═══ SUPPLIED INFORMATION

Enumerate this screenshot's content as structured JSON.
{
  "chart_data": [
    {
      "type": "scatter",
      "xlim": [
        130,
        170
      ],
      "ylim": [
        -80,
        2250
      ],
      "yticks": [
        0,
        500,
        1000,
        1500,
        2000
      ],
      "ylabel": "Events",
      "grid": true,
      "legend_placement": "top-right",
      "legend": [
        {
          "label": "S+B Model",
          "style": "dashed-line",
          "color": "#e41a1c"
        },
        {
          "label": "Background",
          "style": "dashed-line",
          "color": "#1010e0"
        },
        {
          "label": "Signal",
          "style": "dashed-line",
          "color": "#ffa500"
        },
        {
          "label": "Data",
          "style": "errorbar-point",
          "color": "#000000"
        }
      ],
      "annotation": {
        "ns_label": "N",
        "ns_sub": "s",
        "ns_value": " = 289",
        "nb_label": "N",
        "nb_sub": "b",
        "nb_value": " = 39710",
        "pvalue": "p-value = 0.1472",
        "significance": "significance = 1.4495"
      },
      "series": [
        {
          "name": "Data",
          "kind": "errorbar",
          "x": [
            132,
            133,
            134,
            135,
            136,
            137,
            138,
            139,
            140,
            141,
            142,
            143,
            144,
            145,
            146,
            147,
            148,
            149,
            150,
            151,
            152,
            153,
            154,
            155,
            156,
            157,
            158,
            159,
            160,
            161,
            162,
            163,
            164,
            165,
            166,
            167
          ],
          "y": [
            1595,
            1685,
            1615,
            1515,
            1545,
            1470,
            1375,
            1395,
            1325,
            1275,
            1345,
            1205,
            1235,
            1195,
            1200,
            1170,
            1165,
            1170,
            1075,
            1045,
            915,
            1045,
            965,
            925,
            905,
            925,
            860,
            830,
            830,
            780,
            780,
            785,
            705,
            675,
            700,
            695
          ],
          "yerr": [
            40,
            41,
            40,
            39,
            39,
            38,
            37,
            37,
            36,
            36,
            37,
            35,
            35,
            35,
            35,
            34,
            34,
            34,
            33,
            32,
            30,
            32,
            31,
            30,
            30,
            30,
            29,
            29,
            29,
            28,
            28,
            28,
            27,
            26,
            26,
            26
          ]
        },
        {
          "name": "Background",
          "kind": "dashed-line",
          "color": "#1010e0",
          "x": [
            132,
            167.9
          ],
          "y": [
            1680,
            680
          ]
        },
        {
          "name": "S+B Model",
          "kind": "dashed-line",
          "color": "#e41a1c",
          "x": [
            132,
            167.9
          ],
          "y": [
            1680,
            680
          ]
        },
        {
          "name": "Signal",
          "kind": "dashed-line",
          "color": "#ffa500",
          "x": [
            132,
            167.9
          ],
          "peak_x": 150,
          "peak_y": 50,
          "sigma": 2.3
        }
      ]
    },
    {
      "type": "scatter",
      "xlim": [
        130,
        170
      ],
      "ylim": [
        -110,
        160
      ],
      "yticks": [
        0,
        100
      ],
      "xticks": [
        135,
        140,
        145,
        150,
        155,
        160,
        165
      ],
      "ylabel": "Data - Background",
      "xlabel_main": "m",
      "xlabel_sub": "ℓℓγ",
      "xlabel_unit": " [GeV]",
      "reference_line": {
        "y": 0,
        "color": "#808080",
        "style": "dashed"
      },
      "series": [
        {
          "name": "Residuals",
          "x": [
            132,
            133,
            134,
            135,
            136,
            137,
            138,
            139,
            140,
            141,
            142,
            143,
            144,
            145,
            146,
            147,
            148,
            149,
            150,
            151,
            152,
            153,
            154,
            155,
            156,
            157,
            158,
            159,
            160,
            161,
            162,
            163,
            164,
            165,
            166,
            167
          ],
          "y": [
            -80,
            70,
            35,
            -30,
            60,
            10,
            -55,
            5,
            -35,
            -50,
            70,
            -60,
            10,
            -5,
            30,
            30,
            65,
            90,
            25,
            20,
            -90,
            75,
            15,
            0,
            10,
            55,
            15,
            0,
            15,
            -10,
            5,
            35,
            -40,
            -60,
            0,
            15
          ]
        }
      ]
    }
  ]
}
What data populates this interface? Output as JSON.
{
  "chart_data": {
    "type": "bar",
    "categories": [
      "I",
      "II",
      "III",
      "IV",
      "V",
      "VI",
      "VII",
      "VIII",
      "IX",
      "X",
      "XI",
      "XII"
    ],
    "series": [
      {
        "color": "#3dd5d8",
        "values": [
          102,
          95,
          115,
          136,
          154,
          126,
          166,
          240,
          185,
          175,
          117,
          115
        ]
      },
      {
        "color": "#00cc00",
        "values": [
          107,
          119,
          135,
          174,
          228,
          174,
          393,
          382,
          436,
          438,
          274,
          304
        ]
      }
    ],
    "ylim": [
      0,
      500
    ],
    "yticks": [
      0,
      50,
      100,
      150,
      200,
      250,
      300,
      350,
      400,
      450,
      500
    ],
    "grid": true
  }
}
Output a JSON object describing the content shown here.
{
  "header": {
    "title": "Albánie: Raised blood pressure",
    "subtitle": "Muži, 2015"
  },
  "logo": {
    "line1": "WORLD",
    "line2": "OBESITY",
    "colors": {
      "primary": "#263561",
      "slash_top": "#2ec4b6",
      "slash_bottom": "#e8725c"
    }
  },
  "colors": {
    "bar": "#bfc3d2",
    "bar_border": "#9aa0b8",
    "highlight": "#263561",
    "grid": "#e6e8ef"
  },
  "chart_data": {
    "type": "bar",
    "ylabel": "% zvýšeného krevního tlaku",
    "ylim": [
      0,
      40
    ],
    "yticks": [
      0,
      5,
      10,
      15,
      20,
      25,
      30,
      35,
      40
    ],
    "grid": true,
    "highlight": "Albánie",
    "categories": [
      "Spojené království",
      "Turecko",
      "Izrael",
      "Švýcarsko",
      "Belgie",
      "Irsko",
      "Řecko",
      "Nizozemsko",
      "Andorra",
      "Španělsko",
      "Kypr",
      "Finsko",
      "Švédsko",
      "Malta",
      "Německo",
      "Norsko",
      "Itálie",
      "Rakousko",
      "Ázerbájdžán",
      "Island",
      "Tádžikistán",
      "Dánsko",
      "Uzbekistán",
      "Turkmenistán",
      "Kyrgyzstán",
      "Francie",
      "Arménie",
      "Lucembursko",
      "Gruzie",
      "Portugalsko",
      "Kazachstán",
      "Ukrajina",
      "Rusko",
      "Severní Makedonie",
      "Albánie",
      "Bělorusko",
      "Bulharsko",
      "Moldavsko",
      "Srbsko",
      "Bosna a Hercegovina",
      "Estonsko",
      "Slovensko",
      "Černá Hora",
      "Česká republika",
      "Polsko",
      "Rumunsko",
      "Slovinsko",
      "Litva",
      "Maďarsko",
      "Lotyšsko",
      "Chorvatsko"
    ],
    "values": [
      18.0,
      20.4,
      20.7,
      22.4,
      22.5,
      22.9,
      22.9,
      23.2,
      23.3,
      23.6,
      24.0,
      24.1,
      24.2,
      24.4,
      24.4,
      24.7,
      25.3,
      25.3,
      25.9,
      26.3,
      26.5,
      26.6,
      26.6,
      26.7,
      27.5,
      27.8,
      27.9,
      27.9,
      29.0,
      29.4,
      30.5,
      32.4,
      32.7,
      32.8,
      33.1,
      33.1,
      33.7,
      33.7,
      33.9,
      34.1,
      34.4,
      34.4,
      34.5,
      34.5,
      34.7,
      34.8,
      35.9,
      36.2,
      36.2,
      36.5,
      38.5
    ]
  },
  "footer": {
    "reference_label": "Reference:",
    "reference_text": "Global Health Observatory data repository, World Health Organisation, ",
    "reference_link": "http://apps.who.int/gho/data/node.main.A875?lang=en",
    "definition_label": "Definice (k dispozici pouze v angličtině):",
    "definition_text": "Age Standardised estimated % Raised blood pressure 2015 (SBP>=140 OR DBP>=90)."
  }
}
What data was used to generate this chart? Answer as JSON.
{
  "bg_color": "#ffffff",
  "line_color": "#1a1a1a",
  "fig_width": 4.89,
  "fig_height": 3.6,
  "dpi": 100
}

══════

On how many lines does the word "errorbar" appear? Answer with only the number.

CORRECT ANSWER: 2